Exercise materials:

· · · · ·

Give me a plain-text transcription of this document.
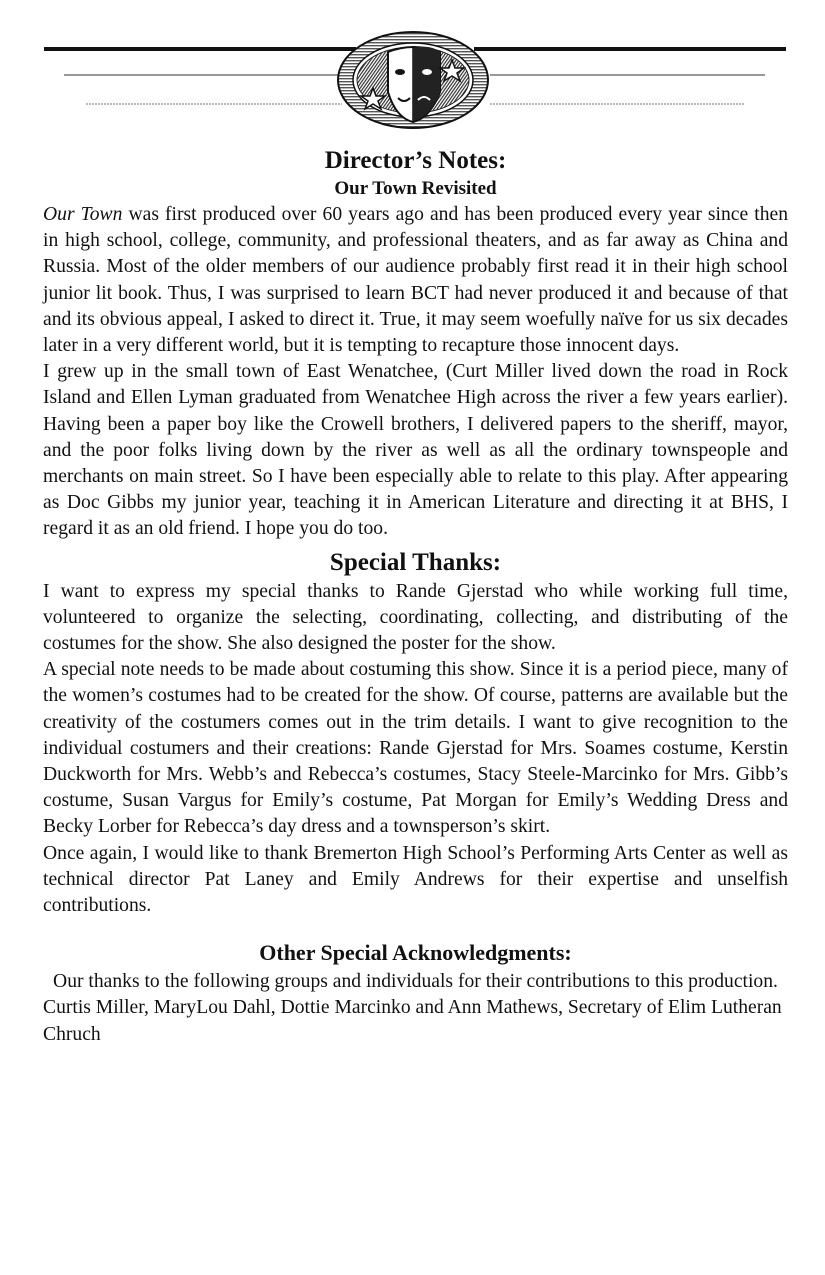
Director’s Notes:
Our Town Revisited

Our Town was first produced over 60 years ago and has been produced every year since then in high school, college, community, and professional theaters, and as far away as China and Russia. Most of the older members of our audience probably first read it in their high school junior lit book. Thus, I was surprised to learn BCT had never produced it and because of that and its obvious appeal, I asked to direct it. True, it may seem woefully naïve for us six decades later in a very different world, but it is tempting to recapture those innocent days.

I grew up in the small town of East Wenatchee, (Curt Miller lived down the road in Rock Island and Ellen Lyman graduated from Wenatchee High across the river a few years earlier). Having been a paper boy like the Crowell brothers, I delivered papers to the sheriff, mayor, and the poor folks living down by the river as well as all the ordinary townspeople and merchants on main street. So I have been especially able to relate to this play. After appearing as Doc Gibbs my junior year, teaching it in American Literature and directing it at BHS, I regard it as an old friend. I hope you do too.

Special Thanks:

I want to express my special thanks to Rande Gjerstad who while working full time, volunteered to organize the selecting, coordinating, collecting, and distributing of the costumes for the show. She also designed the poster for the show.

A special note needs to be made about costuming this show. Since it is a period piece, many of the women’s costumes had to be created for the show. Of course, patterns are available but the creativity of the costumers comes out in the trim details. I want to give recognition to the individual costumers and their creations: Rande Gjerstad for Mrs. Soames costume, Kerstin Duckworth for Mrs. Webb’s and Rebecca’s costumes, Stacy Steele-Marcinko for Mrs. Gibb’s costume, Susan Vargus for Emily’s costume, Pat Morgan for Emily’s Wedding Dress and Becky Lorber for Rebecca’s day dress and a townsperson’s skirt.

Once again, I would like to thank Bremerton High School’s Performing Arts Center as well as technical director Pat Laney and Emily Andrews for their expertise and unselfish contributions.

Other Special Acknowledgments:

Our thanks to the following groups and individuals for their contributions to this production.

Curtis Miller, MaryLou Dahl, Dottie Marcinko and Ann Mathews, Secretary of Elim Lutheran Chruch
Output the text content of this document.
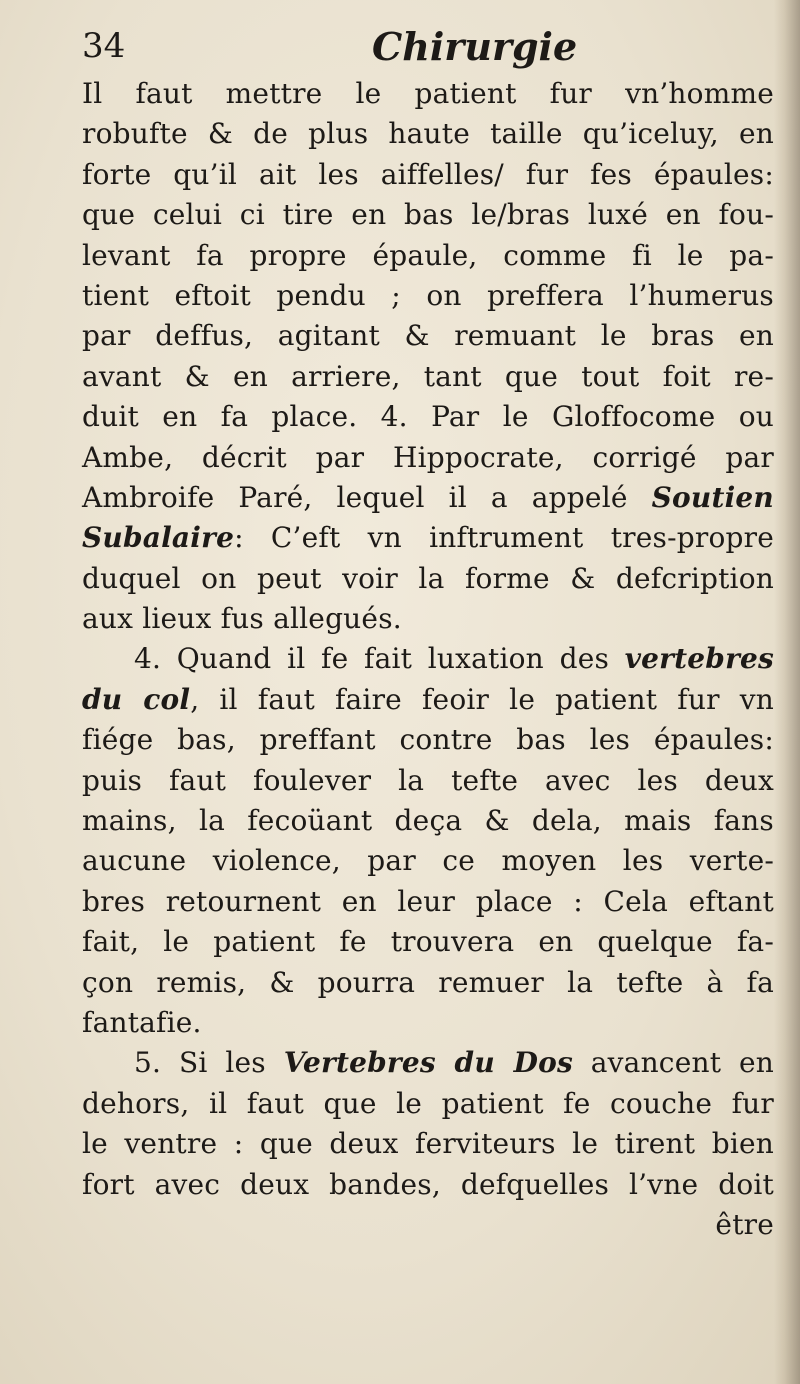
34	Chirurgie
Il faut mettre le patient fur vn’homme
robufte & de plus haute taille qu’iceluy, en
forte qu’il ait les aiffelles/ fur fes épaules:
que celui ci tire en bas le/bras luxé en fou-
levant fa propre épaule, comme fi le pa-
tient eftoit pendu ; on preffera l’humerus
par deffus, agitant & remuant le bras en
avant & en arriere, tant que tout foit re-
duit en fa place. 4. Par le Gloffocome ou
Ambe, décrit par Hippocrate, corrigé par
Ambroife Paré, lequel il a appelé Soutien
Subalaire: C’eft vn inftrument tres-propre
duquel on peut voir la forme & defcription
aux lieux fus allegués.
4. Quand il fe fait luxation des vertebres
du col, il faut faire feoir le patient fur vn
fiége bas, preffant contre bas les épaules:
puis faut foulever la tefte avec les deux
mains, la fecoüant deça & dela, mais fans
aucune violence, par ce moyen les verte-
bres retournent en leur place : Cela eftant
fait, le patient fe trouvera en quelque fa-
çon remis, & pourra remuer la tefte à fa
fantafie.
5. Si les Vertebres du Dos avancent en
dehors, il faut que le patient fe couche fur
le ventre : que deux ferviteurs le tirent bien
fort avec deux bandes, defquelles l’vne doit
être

· · · · ·

Objective: Extract from the material all lines containing the string "patient".

Correct response:
Il faut mettre le patient fur vn’homme
du col, il faut faire feoir le patient fur vn
fait, le patient fe trouvera en quelque fa-
dehors, il faut que le patient fe couche fur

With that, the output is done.